#### Records shown ####

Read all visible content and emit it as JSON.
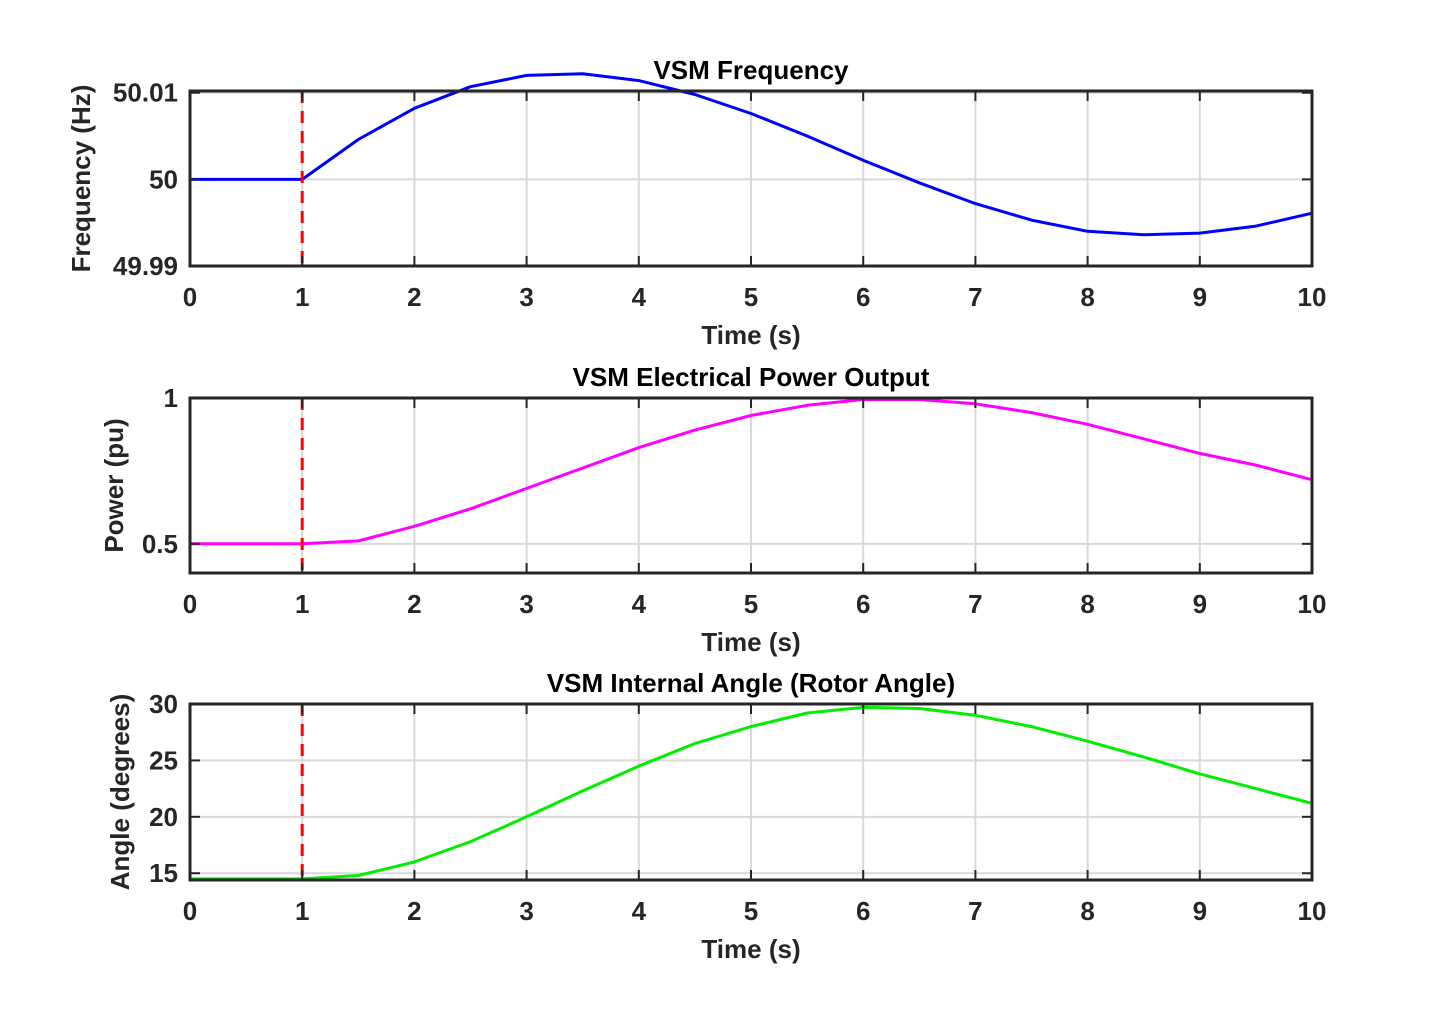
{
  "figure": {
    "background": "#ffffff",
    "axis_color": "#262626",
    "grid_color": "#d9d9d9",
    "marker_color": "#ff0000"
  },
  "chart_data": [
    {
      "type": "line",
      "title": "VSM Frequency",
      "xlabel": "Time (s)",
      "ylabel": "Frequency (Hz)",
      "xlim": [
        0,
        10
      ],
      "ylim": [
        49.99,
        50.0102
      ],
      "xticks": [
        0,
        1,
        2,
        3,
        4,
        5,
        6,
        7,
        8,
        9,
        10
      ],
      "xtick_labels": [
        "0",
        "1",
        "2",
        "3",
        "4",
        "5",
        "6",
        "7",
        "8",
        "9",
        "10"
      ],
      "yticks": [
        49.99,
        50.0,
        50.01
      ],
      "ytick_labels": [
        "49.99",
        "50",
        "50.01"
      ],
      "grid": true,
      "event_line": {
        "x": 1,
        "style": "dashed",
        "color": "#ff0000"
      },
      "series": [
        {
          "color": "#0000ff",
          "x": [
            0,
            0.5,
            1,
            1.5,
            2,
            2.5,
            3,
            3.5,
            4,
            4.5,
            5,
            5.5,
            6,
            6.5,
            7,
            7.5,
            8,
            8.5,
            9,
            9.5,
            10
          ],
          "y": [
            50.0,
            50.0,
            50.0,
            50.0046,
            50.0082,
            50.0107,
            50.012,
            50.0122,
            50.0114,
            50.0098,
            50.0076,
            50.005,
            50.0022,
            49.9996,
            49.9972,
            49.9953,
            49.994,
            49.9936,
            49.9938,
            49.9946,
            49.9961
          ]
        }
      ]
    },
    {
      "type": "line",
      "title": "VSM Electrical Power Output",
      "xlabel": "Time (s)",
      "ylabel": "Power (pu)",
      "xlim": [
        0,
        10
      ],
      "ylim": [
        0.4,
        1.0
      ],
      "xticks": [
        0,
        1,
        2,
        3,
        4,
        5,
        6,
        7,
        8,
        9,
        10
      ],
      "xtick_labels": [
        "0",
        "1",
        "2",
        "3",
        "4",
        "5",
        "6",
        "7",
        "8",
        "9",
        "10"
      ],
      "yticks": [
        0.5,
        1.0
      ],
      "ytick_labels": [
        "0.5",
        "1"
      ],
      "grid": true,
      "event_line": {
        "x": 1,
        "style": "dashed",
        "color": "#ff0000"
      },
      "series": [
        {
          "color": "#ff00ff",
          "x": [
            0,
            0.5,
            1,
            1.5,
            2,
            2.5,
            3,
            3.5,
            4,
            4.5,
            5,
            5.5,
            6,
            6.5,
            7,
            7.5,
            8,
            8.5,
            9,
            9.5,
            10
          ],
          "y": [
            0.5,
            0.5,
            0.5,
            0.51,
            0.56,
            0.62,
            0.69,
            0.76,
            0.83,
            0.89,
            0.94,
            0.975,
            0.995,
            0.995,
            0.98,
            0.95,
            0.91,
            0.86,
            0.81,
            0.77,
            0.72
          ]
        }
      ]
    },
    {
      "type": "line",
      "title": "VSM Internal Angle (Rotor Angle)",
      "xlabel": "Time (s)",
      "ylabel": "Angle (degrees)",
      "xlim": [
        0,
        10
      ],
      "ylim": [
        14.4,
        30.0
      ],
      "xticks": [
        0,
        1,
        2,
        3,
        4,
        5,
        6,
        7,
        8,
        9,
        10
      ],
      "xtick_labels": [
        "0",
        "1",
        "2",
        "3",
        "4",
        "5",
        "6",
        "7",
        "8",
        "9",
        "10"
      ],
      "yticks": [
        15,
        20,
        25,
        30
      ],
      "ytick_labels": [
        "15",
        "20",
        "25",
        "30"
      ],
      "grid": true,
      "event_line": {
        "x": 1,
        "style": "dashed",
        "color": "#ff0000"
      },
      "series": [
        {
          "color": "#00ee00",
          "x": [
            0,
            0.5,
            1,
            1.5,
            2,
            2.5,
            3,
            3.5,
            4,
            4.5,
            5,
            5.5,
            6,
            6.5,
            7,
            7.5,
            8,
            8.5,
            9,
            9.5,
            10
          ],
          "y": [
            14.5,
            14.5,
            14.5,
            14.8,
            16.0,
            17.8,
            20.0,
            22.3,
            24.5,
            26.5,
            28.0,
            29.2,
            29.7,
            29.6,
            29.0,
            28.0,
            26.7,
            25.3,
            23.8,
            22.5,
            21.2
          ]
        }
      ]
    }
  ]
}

####

- **Directions for this task**:
Every line of the material is to be quoted exactly, with no pictures carried over.

- **Response**:
Read all visible content and emit it as JSON.
{
  "figure": {
    "background": "#ffffff",
    "axis_color": "#262626",
    "grid_color": "#d9d9d9",
    "marker_color": "#ff0000"
  },
  "chart_data": [
    {
      "type": "line",
      "title": "VSM Frequency",
      "xlabel": "Time (s)",
      "ylabel": "Frequency (Hz)",
      "xlim": [
        0,
        10
      ],
      "ylim": [
        49.99,
        50.0102
      ],
      "xticks": [
        0,
        1,
        2,
        3,
        4,
        5,
        6,
        7,
        8,
        9,
        10
      ],
      "xtick_labels": [
        "0",
        "1",
        "2",
        "3",
        "4",
        "5",
        "6",
        "7",
        "8",
        "9",
        "10"
      ],
      "yticks": [
        49.99,
        50.0,
        50.01
      ],
      "ytick_labels": [
        "49.99",
        "50",
        "50.01"
      ],
      "grid": true,
      "event_line": {
        "x": 1,
        "style": "dashed",
        "color": "#ff0000"
      },
      "series": [
        {
          "color": "#0000ff",
          "x": [
            0,
            0.5,
            1,
            1.5,
            2,
            2.5,
            3,
            3.5,
            4,
            4.5,
            5,
            5.5,
            6,
            6.5,
            7,
            7.5,
            8,
            8.5,
            9,
            9.5,
            10
          ],
          "y": [
            50.0,
            50.0,
            50.0,
            50.0046,
            50.0082,
            50.0107,
            50.012,
            50.0122,
            50.0114,
            50.0098,
            50.0076,
            50.005,
            50.0022,
            49.9996,
            49.9972,
            49.9953,
            49.994,
            49.9936,
            49.9938,
            49.9946,
            49.9961
          ]
        }
      ]
    },
    {
      "type": "line",
      "title": "VSM Electrical Power Output",
      "xlabel": "Time (s)",
      "ylabel": "Power (pu)",
      "xlim": [
        0,
        10
      ],
      "ylim": [
        0.4,
        1.0
      ],
      "xticks": [
        0,
        1,
        2,
        3,
        4,
        5,
        6,
        7,
        8,
        9,
        10
      ],
      "xtick_labels": [
        "0",
        "1",
        "2",
        "3",
        "4",
        "5",
        "6",
        "7",
        "8",
        "9",
        "10"
      ],
      "yticks": [
        0.5,
        1.0
      ],
      "ytick_labels": [
        "0.5",
        "1"
      ],
      "grid": true,
      "event_line": {
        "x": 1,
        "style": "dashed",
        "color": "#ff0000"
      },
      "series": [
        {
          "color": "#ff00ff",
          "x": [
            0,
            0.5,
            1,
            1.5,
            2,
            2.5,
            3,
            3.5,
            4,
            4.5,
            5,
            5.5,
            6,
            6.5,
            7,
            7.5,
            8,
            8.5,
            9,
            9.5,
            10
          ],
          "y": [
            0.5,
            0.5,
            0.5,
            0.51,
            0.56,
            0.62,
            0.69,
            0.76,
            0.83,
            0.89,
            0.94,
            0.975,
            0.995,
            0.995,
            0.98,
            0.95,
            0.91,
            0.86,
            0.81,
            0.77,
            0.72
          ]
        }
      ]
    },
    {
      "type": "line",
      "title": "VSM Internal Angle (Rotor Angle)",
      "xlabel": "Time (s)",
      "ylabel": "Angle (degrees)",
      "xlim": [
        0,
        10
      ],
      "ylim": [
        14.4,
        30.0
      ],
      "xticks": [
        0,
        1,
        2,
        3,
        4,
        5,
        6,
        7,
        8,
        9,
        10
      ],
      "xtick_labels": [
        "0",
        "1",
        "2",
        "3",
        "4",
        "5",
        "6",
        "7",
        "8",
        "9",
        "10"
      ],
      "yticks": [
        15,
        20,
        25,
        30
      ],
      "ytick_labels": [
        "15",
        "20",
        "25",
        "30"
      ],
      "grid": true,
      "event_line": {
        "x": 1,
        "style": "dashed",
        "color": "#ff0000"
      },
      "series": [
        {
          "color": "#00ee00",
          "x": [
            0,
            0.5,
            1,
            1.5,
            2,
            2.5,
            3,
            3.5,
            4,
            4.5,
            5,
            5.5,
            6,
            6.5,
            7,
            7.5,
            8,
            8.5,
            9,
            9.5,
            10
          ],
          "y": [
            14.5,
            14.5,
            14.5,
            14.8,
            16.0,
            17.8,
            20.0,
            22.3,
            24.5,
            26.5,
            28.0,
            29.2,
            29.7,
            29.6,
            29.0,
            28.0,
            26.7,
            25.3,
            23.8,
            22.5,
            21.2
          ]
        }
      ]
    }
  ]
}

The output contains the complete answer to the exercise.